*GIVEN ENTRIES*.
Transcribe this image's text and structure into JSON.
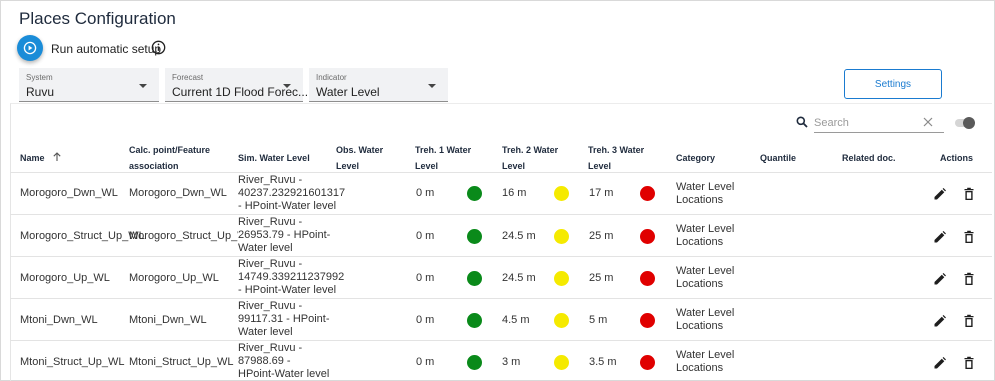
{
  "page": {
    "title": "Places Configuration"
  },
  "toolbar": {
    "run_label": "Run automatic setup"
  },
  "filters": [
    {
      "label": "System",
      "value": "Ruvu"
    },
    {
      "label": "Forecast",
      "value": "Current 1D Flood Forec..."
    },
    {
      "label": "Indicator",
      "value": "Water Level"
    }
  ],
  "settings_label": "Settings",
  "search": {
    "placeholder": "Search"
  },
  "colors": {
    "green": "#0a8a1a",
    "yellow": "#f5ea00",
    "red": "#e00000",
    "accent": "#1a7bd0"
  },
  "table": {
    "headers": {
      "name": "Name",
      "calc": "Calc. point/Feature association",
      "sim": "Sim. Water Level",
      "obs": "Obs. Water Level",
      "t1": "Treh. 1 Water Level",
      "t2": "Treh. 2 Water Level",
      "t3": "Treh. 3 Water Level",
      "category": "Category",
      "quantile": "Quantile",
      "related": "Related doc.",
      "actions": "Actions"
    },
    "rows": [
      {
        "name": "Morogoro_Dwn_WL",
        "calc": "Morogoro_Dwn_WL",
        "sim": "River_Ruvu - 40237.232921601317 - HPoint-Water level",
        "t1": "0 m",
        "t2": "16 m",
        "t3": "17 m",
        "category": "Water Level Locations"
      },
      {
        "name": "Morogoro_Struct_Up_WL",
        "calc": "Morogoro_Struct_Up_WL",
        "sim": "River_Ruvu - 26953.79 - HPoint-Water level",
        "t1": "0 m",
        "t2": "24.5 m",
        "t3": "25 m",
        "category": "Water Level Locations"
      },
      {
        "name": "Morogoro_Up_WL",
        "calc": "Morogoro_Up_WL",
        "sim": "River_Ruvu - 14749.339211237992 - HPoint-Water level",
        "t1": "0 m",
        "t2": "24.5 m",
        "t3": "25 m",
        "category": "Water Level Locations"
      },
      {
        "name": "Mtoni_Dwn_WL",
        "calc": "Mtoni_Dwn_WL",
        "sim": "River_Ruvu - 99117.31 - HPoint-Water level",
        "t1": "0 m",
        "t2": "4.5 m",
        "t3": "5 m",
        "category": "Water Level Locations"
      },
      {
        "name": "Mtoni_Struct_Up_WL",
        "calc": "Mtoni_Struct_Up_WL",
        "sim": "River_Ruvu - 87988.69 - HPoint-Water level",
        "t1": "0 m",
        "t2": "3 m",
        "t3": "3.5 m",
        "category": "Water Level Locations"
      }
    ]
  }
}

*INSTRUCTIONS FOR THE TASK*.
Images in the data above are to be skipped. Retype all other material exactly.

*RESULT*.
Transcribe this image's text and structure into JSON.
{
  "page": {
    "title": "Places Configuration"
  },
  "toolbar": {
    "run_label": "Run automatic setup"
  },
  "filters": [
    {
      "label": "System",
      "value": "Ruvu"
    },
    {
      "label": "Forecast",
      "value": "Current 1D Flood Forec..."
    },
    {
      "label": "Indicator",
      "value": "Water Level"
    }
  ],
  "settings_label": "Settings",
  "search": {
    "placeholder": "Search"
  },
  "colors": {
    "green": "#0a8a1a",
    "yellow": "#f5ea00",
    "red": "#e00000",
    "accent": "#1a7bd0"
  },
  "table": {
    "headers": {
      "name": "Name",
      "calc": "Calc. point/Feature association",
      "sim": "Sim. Water Level",
      "obs": "Obs. Water Level",
      "t1": "Treh. 1 Water Level",
      "t2": "Treh. 2 Water Level",
      "t3": "Treh. 3 Water Level",
      "category": "Category",
      "quantile": "Quantile",
      "related": "Related doc.",
      "actions": "Actions"
    },
    "rows": [
      {
        "name": "Morogoro_Dwn_WL",
        "calc": "Morogoro_Dwn_WL",
        "sim": "River_Ruvu - 40237.232921601317 - HPoint-Water level",
        "t1": "0 m",
        "t2": "16 m",
        "t3": "17 m",
        "category": "Water Level Locations"
      },
      {
        "name": "Morogoro_Struct_Up_WL",
        "calc": "Morogoro_Struct_Up_WL",
        "sim": "River_Ruvu - 26953.79 - HPoint-Water level",
        "t1": "0 m",
        "t2": "24.5 m",
        "t3": "25 m",
        "category": "Water Level Locations"
      },
      {
        "name": "Morogoro_Up_WL",
        "calc": "Morogoro_Up_WL",
        "sim": "River_Ruvu - 14749.339211237992 - HPoint-Water level",
        "t1": "0 m",
        "t2": "24.5 m",
        "t3": "25 m",
        "category": "Water Level Locations"
      },
      {
        "name": "Mtoni_Dwn_WL",
        "calc": "Mtoni_Dwn_WL",
        "sim": "River_Ruvu - 99117.31 - HPoint-Water level",
        "t1": "0 m",
        "t2": "4.5 m",
        "t3": "5 m",
        "category": "Water Level Locations"
      },
      {
        "name": "Mtoni_Struct_Up_WL",
        "calc": "Mtoni_Struct_Up_WL",
        "sim": "River_Ruvu - 87988.69 - HPoint-Water level",
        "t1": "0 m",
        "t2": "3 m",
        "t3": "3.5 m",
        "category": "Water Level Locations"
      }
    ]
  }
}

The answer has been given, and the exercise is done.